====== ФРАГМЕНТ ДОКУМЕНТА ======

Адвокат Муса Хадисов критикует доводы Семененко, говорившей, что Эскерханов находился в районе гостиницы «Украина» вечером 27 февраля на случай «плана Б» — если Немцов и Дурицкая решат поехать туда. Адвокат заключает, что для этого Эскерханова должны были предупредить либо сам Немцов, либо Дурицкая.
Защитник повторяет, что слова «Борис Ефимович Немцов» в компьютере, найденном на Веерной, 46, были введены не пользователем ноутбука, а производителем в словарь устройства. «Зачем третий раз убеждать в этом?» — недоумевает адвокат.
Защитник Муса Хадисов говорит о Руслане Мухудинове — отмечает, что тот не политик, не бизнесмен: «Зачем ему организовывать убийство Немцова? Я хочу сказать, что чеченский народ не только уважал Немцова, Политковскую, они обожали их. Они были защитниками. Не было никакой цели у чеченского народа в убийстве Немцова. Это просто трагедия для нашего народа, для чеченского народа. Запомните мои слова, что будут стоять памятники Немцову и Политковской, и их именем будут называть школы. Нет смысла никакого убивать Немцова этими людьми — которые не занимаются ни политикой, ни бизнесом. Никакой связи и мотива нет. И следствие думает, что это прокатит, когда ссылается на Мухудинова. У Мухудинова нет ни гроша. Поэтому этот найм выглядит глупо, выглядит несостоятельно, он ничем не подтверждается»

======

▶ _ЗАДАНИЯ_:
[A] Перечислите всех людей, которых фрагмент о выступлении адвоката называет по фамилии.
[B] Приведите каждую строку записей, в которой встречается слово «even».
Фрагмент и записи никак не связаны между собой.

====== ЗАПИСИ ДАННЫХ ======

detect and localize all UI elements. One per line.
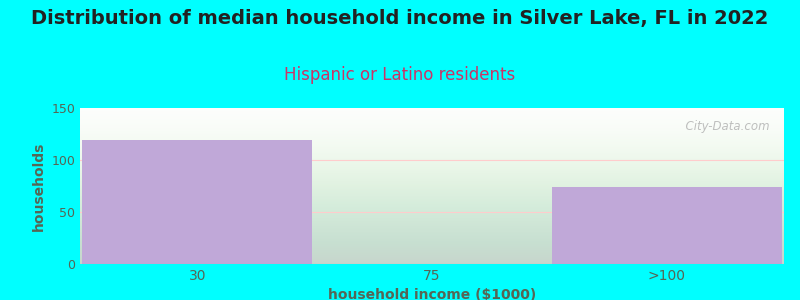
Bar — [82, 140, 312, 264]
Text: Hispanic or Latino residents: Hispanic or Latino residents — [284, 66, 516, 84]
Bar — [552, 187, 782, 264]
X-axis label: household income ($1000): household income ($1000) — [328, 288, 536, 300]
Text: Distribution of median household income in Silver Lake, FL in 2022: Distribution of median household income … — [31, 9, 769, 28]
Y-axis label: households: households — [32, 141, 46, 231]
Text: City-Data.com: City-Data.com — [678, 121, 770, 134]
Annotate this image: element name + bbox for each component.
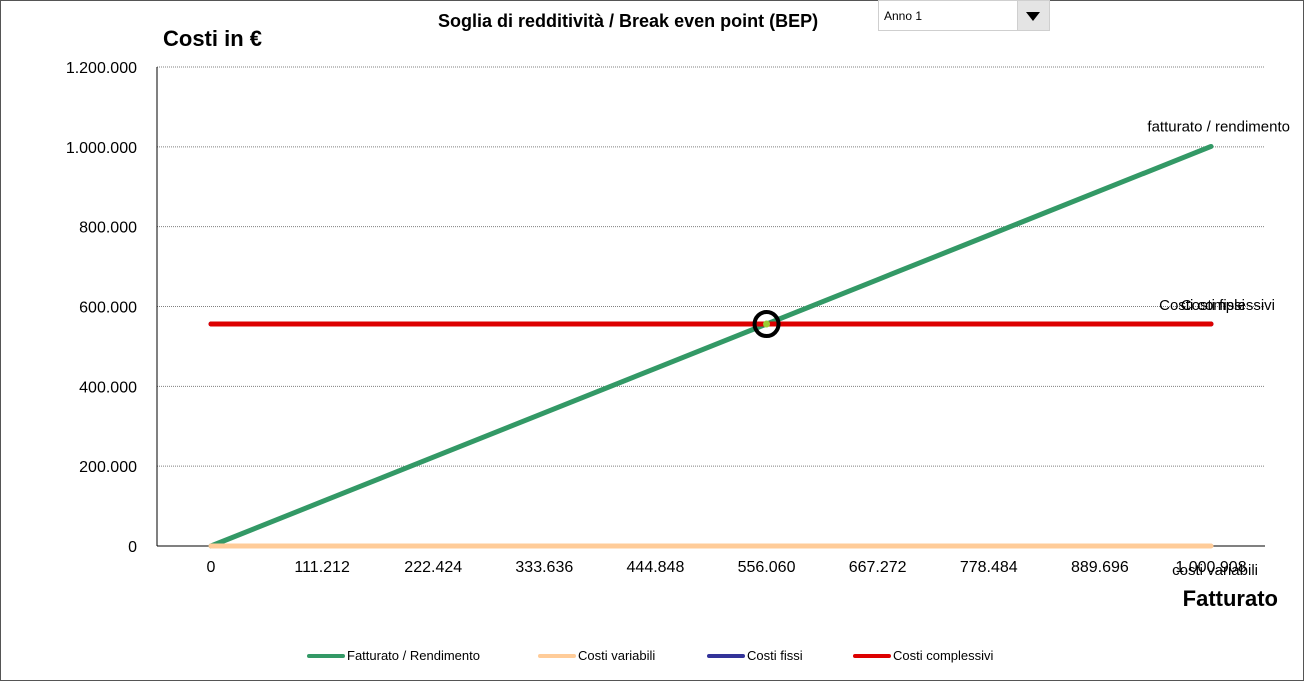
y-tick-label: 1.200.000 — [66, 60, 137, 77]
x-tick-label: 111.212 — [294, 559, 350, 576]
x-tick-label: 333.636 — [515, 559, 573, 576]
x-tick-label: 0 — [207, 559, 216, 576]
y-tick-label: 0 — [128, 539, 137, 556]
y-axis-label: Costi in € — [163, 26, 263, 51]
y-tick-label: 200.000 — [79, 459, 137, 476]
x-tick-label: 778.484 — [960, 559, 1018, 576]
y-tick-label: 400.000 — [79, 379, 137, 396]
chevron-down-icon — [1026, 12, 1040, 21]
series-line — [208, 143, 1214, 549]
legend-label: Fatturato / Rendimento — [347, 648, 480, 663]
break-even-marker — [752, 310, 781, 339]
x-axis-label: Fatturato — [1182, 586, 1278, 611]
legend-swatch — [538, 653, 576, 658]
legend-swatch — [707, 653, 745, 658]
x-tick-label: 444.848 — [627, 559, 685, 576]
year-select-value: Anno 1 — [884, 9, 923, 23]
x-tick-label: 1.000.908 — [1175, 559, 1246, 576]
y-tick-label: 1.000.000 — [66, 140, 137, 157]
series-end-label: Costi fissi — [1181, 297, 1245, 314]
legend: Fatturato / Rendimento Costi variabili Cos… — [0, 648, 1306, 668]
x-tick-label: 667.272 — [849, 559, 907, 576]
legend-item: Fatturato / Rendimento — [307, 648, 480, 663]
legend-label: Costi variabili — [578, 648, 656, 663]
chart-title: Soglia di redditività / Break even point… — [438, 11, 819, 31]
y-tick-label: 800.000 — [79, 220, 137, 237]
break-even-point — [763, 320, 771, 328]
legend-swatch — [307, 653, 345, 658]
y-tick-label: 600.000 — [79, 300, 137, 317]
legend-item: Costi fissi — [707, 648, 803, 663]
x-tick-label: 222.424 — [404, 559, 462, 576]
legend-label: Costi complessivi — [893, 648, 994, 663]
series-end-label: Costi complessivi — [1159, 297, 1275, 314]
legend-item: Costi variabili — [538, 648, 655, 663]
series-end-label: costi variabili — [1172, 562, 1258, 579]
x-tick-label: 556.060 — [738, 559, 796, 576]
legend-swatch — [853, 653, 891, 658]
year-select[interactable]: Anno 1 — [878, 0, 1050, 31]
series-end-label: fatturato / rendimento — [1147, 118, 1290, 135]
x-tick-label: 889.696 — [1071, 559, 1129, 576]
legend-label: Costi fissi — [747, 648, 803, 663]
dropdown-button[interactable] — [1017, 1, 1049, 30]
legend-item: Costi complessivi — [853, 648, 993, 663]
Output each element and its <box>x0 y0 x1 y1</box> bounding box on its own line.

======

▶ _РЕШЕНИЯ_:
[A] Муса Хадисов, Семененко, Эскерханов, Борис Ефимович Немцов, Дурицкая, Руслан Мухудинов, Политковская.

[B]
break-even-marker — [752, 310, 781, 339]
chart-title: Soglia di redditività / Break even point… — [438, 11, 819, 31]
break-even-point — [763, 320, 771, 328]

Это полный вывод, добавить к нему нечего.